- _TASK DETAILS_: Please write out the material that follows, exactly as it stands.

- _DATA LINES_:
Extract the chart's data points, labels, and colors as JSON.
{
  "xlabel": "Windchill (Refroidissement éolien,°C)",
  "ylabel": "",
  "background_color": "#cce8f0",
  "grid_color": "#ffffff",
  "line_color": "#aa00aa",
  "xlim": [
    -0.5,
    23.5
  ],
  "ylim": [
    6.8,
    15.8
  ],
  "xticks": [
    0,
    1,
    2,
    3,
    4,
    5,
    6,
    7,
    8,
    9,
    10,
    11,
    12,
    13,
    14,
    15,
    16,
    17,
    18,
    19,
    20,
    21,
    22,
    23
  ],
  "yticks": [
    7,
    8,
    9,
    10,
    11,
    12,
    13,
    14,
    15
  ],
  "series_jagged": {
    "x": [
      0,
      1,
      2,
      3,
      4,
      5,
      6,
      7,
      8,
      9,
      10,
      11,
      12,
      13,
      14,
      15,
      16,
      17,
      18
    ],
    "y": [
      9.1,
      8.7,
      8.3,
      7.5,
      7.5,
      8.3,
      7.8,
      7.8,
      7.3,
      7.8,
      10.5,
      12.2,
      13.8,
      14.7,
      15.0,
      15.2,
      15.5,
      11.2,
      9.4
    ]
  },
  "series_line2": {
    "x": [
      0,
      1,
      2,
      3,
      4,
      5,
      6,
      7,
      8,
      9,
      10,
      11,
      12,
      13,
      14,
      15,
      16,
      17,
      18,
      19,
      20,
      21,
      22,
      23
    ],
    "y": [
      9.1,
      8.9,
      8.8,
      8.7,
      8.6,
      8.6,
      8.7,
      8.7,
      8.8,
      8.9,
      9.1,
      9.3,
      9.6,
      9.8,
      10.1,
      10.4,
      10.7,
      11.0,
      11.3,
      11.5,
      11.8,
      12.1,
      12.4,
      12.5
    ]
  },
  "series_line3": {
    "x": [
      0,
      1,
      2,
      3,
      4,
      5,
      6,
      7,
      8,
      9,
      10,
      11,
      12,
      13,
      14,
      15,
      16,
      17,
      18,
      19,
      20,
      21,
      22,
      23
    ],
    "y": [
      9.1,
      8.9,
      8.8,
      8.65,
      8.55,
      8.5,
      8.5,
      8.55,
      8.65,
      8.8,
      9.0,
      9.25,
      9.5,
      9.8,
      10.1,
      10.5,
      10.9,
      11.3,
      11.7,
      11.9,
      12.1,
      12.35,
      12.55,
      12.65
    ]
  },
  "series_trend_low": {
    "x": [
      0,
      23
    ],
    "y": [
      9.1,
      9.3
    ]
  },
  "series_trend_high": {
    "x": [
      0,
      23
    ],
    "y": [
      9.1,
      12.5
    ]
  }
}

- _RESULT OF THE TASK_:
Extract the chart's data points, labels, and colors as JSON.
{
  "xlabel": "Windchill (Refroidissement éolien,°C)",
  "ylabel": "",
  "background_color": "#cce8f0",
  "grid_color": "#ffffff",
  "line_color": "#aa00aa",
  "xlim": [
    -0.5,
    23.5
  ],
  "ylim": [
    6.8,
    15.8
  ],
  "xticks": [
    0,
    1,
    2,
    3,
    4,
    5,
    6,
    7,
    8,
    9,
    10,
    11,
    12,
    13,
    14,
    15,
    16,
    17,
    18,
    19,
    20,
    21,
    22,
    23
  ],
  "yticks": [
    7,
    8,
    9,
    10,
    11,
    12,
    13,
    14,
    15
  ],
  "series_jagged": {
    "x": [
      0,
      1,
      2,
      3,
      4,
      5,
      6,
      7,
      8,
      9,
      10,
      11,
      12,
      13,
      14,
      15,
      16,
      17,
      18
    ],
    "y": [
      9.1,
      8.7,
      8.3,
      7.5,
      7.5,
      8.3,
      7.8,
      7.8,
      7.3,
      7.8,
      10.5,
      12.2,
      13.8,
      14.7,
      15.0,
      15.2,
      15.5,
      11.2,
      9.4
    ]
  },
  "series_line2": {
    "x": [
      0,
      1,
      2,
      3,
      4,
      5,
      6,
      7,
      8,
      9,
      10,
      11,
      12,
      13,
      14,
      15,
      16,
      17,
      18,
      19,
      20,
      21,
      22,
      23
    ],
    "y": [
      9.1,
      8.9,
      8.8,
      8.7,
      8.6,
      8.6,
      8.7,
      8.7,
      8.8,
      8.9,
      9.1,
      9.3,
      9.6,
      9.8,
      10.1,
      10.4,
      10.7,
      11.0,
      11.3,
      11.5,
      11.8,
      12.1,
      12.4,
      12.5
    ]
  },
  "series_line3": {
    "x": [
      0,
      1,
      2,
      3,
      4,
      5,
      6,
      7,
      8,
      9,
      10,
      11,
      12,
      13,
      14,
      15,
      16,
      17,
      18,
      19,
      20,
      21,
      22,
      23
    ],
    "y": [
      9.1,
      8.9,
      8.8,
      8.65,
      8.55,
      8.5,
      8.5,
      8.55,
      8.65,
      8.8,
      9.0,
      9.25,
      9.5,
      9.8,
      10.1,
      10.5,
      10.9,
      11.3,
      11.7,
      11.9,
      12.1,
      12.35,
      12.55,
      12.65
    ]
  },
  "series_trend_low": {
    "x": [
      0,
      23
    ],
    "y": [
      9.1,
      9.3
    ]
  },
  "series_trend_high": {
    "x": [
      0,
      23
    ],
    "y": [
      9.1,
      12.5
    ]
  }
}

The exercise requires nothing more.